▶ **Information provided**:
* START *

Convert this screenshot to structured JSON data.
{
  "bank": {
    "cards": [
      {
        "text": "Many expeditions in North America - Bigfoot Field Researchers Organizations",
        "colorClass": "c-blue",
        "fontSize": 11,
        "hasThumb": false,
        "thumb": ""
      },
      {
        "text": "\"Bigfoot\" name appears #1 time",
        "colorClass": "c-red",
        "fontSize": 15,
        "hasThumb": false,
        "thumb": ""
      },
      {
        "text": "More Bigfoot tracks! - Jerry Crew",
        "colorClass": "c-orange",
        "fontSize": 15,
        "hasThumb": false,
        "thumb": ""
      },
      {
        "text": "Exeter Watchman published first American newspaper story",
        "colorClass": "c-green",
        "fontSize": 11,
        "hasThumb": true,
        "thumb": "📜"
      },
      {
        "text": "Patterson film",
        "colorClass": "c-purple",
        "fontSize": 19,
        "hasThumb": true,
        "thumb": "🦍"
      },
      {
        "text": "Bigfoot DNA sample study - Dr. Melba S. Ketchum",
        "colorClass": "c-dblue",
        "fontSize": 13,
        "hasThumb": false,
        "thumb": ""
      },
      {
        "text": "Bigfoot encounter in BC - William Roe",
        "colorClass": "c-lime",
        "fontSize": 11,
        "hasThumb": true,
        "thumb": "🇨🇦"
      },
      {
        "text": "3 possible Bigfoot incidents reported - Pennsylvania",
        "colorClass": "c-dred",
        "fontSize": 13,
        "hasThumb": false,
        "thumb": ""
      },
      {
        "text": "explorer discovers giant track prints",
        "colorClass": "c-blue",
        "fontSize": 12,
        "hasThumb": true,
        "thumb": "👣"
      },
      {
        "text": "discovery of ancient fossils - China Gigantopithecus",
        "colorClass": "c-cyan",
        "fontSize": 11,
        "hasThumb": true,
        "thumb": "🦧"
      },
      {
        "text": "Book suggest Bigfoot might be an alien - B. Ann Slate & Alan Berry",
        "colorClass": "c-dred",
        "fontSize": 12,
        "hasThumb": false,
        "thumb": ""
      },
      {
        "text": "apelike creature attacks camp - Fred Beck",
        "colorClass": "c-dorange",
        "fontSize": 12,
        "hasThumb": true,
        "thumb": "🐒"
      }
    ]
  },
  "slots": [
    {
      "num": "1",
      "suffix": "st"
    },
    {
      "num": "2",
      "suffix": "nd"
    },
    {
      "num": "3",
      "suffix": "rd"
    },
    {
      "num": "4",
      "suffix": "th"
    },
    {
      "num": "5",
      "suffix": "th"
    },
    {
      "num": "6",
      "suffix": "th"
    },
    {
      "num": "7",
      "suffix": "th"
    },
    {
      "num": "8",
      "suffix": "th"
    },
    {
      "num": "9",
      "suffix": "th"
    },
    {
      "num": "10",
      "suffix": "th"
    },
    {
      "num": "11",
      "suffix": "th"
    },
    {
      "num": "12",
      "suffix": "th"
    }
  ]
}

* END *

▶ **Written task**: Search the data above for the string "Bigfoot" and copy each line that has it.

▶ **Full output**:
        "text": "Many expeditions in North America - Bigfoot Field Researchers Organizations",
        "text": "\"Bigfoot\" name appears #1 time",
        "text": "More Bigfoot tracks! - Jerry Crew",
        "text": "Bigfoot DNA sample study - Dr. Melba S. Ketchum",
        "text": "Bigfoot encounter in BC - William Roe",
        "text": "3 possible Bigfoot incidents reported - Pennsylvania",
        "text": "Book suggest Bigfoot might be an alien - B. Ann Slate & Alan Berry",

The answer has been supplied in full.